#### Written request
Tell how many lines in the data below hold the string "huella"; give nothing but the number.

>> begin Records for this exercise

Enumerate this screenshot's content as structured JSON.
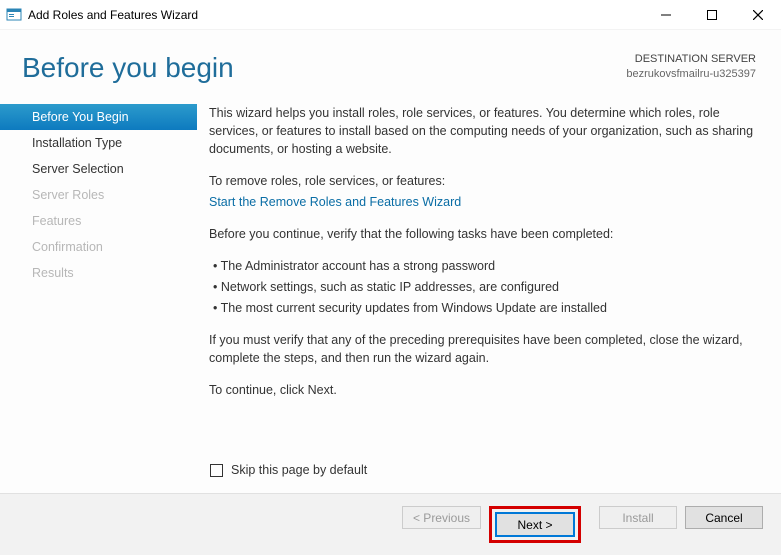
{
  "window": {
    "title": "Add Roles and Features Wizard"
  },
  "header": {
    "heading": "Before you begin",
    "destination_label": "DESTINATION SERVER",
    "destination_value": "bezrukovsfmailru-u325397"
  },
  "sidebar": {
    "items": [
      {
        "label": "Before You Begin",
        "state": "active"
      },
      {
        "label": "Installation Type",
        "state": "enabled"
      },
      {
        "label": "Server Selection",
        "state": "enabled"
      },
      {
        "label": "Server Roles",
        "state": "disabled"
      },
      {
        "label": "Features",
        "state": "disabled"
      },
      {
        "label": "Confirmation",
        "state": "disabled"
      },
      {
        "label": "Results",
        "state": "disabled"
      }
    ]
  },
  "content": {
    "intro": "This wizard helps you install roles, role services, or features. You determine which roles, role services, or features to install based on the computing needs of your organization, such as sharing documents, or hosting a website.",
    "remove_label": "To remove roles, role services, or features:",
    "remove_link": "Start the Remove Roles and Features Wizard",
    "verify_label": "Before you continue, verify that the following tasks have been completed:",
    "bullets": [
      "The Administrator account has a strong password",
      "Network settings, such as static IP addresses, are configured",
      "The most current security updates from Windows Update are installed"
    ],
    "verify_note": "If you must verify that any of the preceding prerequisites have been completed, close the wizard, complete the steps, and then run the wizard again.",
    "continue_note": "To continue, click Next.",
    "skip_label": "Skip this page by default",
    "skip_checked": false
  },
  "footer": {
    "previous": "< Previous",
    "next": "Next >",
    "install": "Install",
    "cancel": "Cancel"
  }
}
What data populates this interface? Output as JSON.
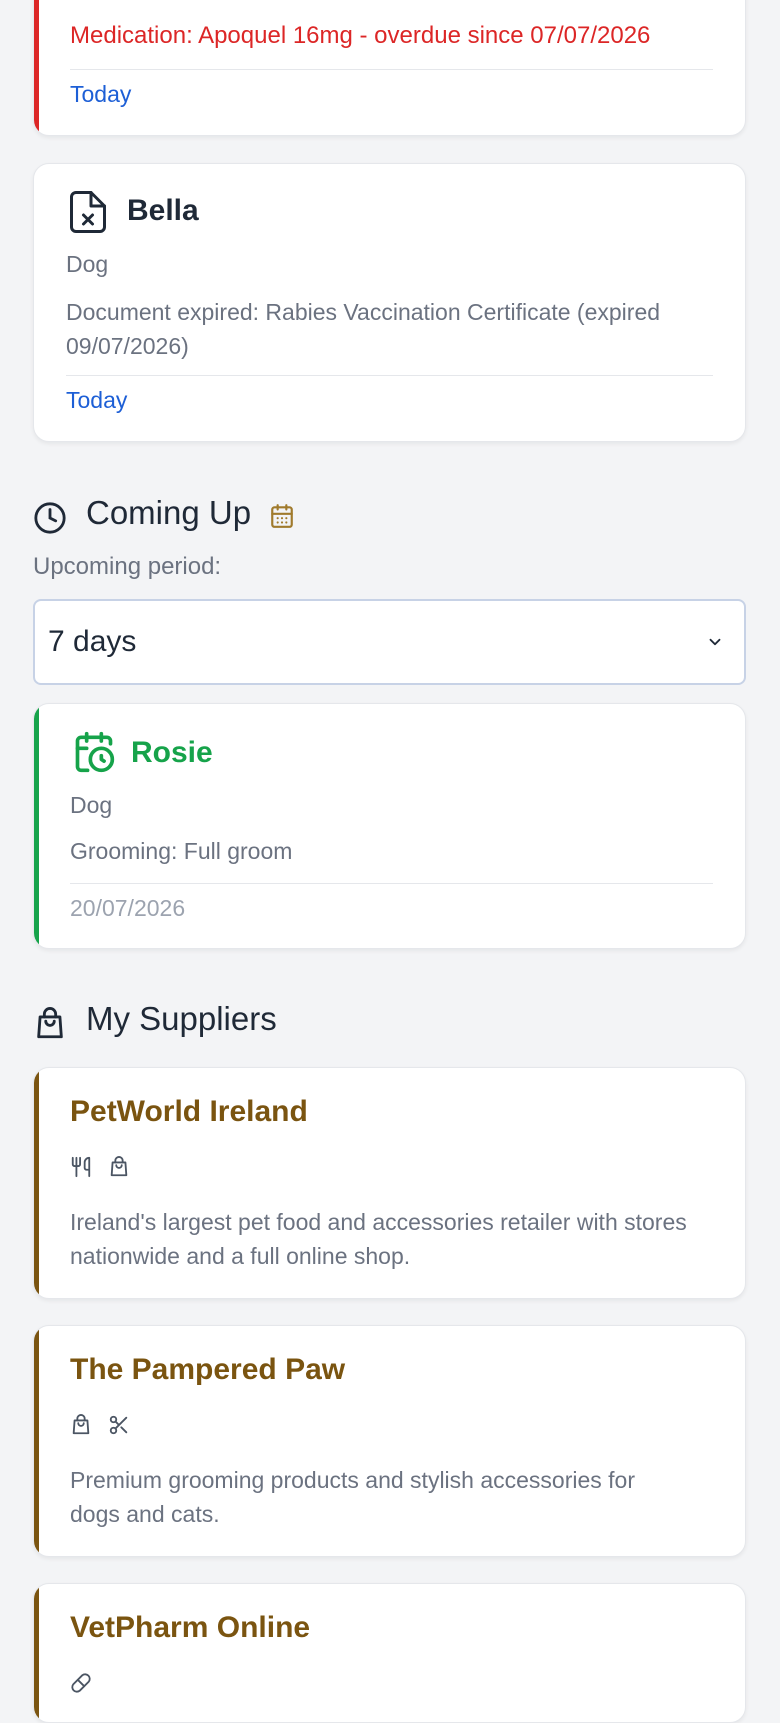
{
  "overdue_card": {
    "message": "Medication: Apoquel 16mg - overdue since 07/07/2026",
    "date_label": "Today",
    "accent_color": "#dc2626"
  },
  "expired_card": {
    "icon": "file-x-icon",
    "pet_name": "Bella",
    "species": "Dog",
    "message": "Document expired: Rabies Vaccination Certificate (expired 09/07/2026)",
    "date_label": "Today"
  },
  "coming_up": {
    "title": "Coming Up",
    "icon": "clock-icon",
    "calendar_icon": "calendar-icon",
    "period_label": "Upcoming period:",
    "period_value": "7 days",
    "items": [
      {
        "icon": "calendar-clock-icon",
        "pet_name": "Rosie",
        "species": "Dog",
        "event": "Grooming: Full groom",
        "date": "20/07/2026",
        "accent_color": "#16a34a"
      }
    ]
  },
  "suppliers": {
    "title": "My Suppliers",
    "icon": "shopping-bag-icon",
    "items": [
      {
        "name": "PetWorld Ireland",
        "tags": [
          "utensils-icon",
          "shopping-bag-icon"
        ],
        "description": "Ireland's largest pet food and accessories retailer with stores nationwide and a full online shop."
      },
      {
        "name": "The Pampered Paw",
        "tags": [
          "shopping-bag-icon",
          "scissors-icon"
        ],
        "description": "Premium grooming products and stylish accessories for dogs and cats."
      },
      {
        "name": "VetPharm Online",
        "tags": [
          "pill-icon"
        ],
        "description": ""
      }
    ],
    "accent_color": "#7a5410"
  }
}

>> end Records for this exercise
>> begin Records for this exercise

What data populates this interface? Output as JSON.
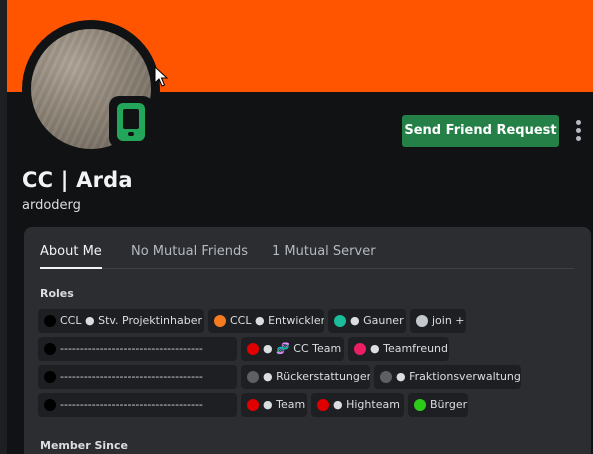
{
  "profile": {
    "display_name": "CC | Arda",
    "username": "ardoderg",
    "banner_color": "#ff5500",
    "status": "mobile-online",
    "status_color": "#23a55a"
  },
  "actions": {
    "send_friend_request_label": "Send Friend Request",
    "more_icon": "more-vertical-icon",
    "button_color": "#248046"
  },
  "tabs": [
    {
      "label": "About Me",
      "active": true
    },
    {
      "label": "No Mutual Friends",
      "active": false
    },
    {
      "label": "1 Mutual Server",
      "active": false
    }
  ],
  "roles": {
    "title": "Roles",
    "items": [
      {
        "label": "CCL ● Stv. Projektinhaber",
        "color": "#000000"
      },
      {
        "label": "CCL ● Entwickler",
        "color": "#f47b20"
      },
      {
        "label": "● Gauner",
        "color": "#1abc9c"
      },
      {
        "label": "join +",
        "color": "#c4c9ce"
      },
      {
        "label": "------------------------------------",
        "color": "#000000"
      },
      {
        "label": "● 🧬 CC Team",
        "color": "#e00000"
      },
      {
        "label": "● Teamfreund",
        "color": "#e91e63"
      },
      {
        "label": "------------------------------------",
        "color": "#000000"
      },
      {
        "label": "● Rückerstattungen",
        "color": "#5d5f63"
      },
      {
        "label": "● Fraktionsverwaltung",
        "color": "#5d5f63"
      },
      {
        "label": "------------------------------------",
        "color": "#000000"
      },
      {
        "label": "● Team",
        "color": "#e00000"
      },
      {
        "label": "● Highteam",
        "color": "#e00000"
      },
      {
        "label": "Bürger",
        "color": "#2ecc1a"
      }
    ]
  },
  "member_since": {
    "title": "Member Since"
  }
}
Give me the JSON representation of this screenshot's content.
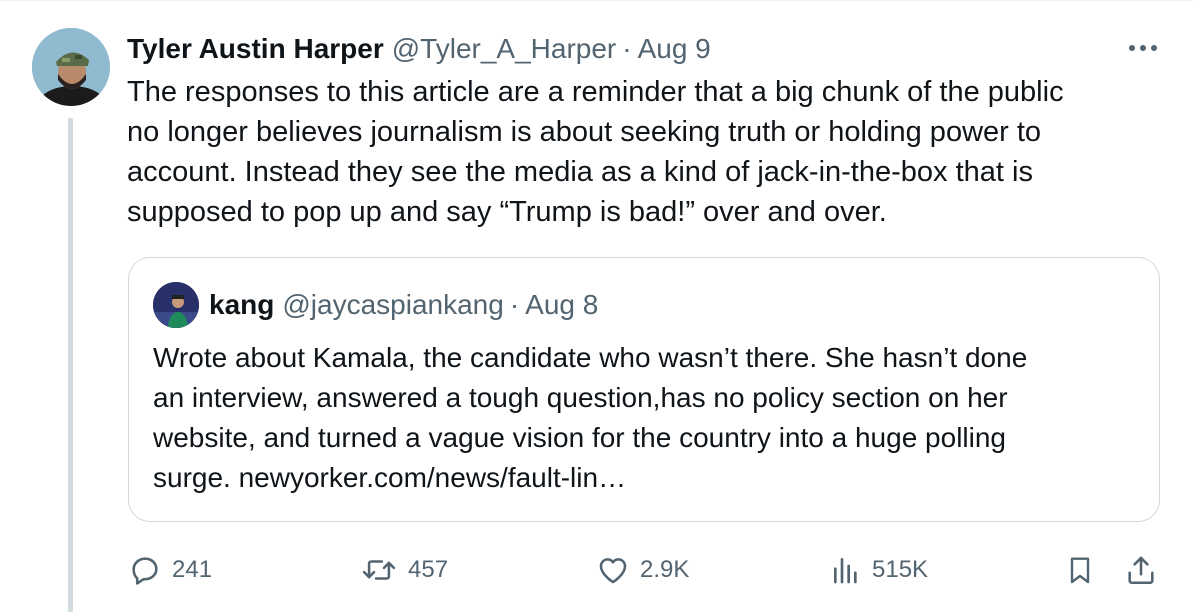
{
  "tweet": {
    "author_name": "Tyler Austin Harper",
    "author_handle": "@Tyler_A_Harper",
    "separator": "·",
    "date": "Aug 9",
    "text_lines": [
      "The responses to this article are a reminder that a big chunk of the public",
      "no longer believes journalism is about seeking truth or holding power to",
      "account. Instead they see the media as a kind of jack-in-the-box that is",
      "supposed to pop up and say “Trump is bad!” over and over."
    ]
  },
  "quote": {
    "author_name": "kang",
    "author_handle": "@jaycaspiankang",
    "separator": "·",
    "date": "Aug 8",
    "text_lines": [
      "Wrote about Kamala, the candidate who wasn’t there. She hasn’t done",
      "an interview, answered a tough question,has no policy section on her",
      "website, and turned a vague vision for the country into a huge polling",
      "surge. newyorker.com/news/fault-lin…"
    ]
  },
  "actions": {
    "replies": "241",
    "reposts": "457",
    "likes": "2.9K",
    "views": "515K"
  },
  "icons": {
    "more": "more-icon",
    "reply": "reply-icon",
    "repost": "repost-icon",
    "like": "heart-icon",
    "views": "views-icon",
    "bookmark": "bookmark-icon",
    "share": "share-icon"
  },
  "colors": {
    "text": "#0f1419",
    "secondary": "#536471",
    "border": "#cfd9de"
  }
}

>> end Records for this exercise
>> begin Records for this exercise

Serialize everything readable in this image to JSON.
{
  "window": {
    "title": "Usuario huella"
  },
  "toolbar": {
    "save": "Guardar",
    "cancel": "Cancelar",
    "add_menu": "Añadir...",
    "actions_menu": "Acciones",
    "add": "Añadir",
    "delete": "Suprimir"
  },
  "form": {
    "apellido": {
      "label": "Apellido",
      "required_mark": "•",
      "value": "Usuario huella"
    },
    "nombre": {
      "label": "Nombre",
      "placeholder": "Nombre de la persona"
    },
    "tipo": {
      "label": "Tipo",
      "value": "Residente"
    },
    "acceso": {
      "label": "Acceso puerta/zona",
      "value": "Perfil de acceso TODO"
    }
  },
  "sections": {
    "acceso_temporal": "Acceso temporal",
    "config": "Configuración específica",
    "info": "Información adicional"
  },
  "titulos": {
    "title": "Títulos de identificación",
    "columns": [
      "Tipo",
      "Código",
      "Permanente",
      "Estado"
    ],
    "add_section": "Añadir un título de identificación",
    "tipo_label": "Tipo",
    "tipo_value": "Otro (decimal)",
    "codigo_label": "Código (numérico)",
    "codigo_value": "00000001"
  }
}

>> end Records for this exercise

#### The answer
2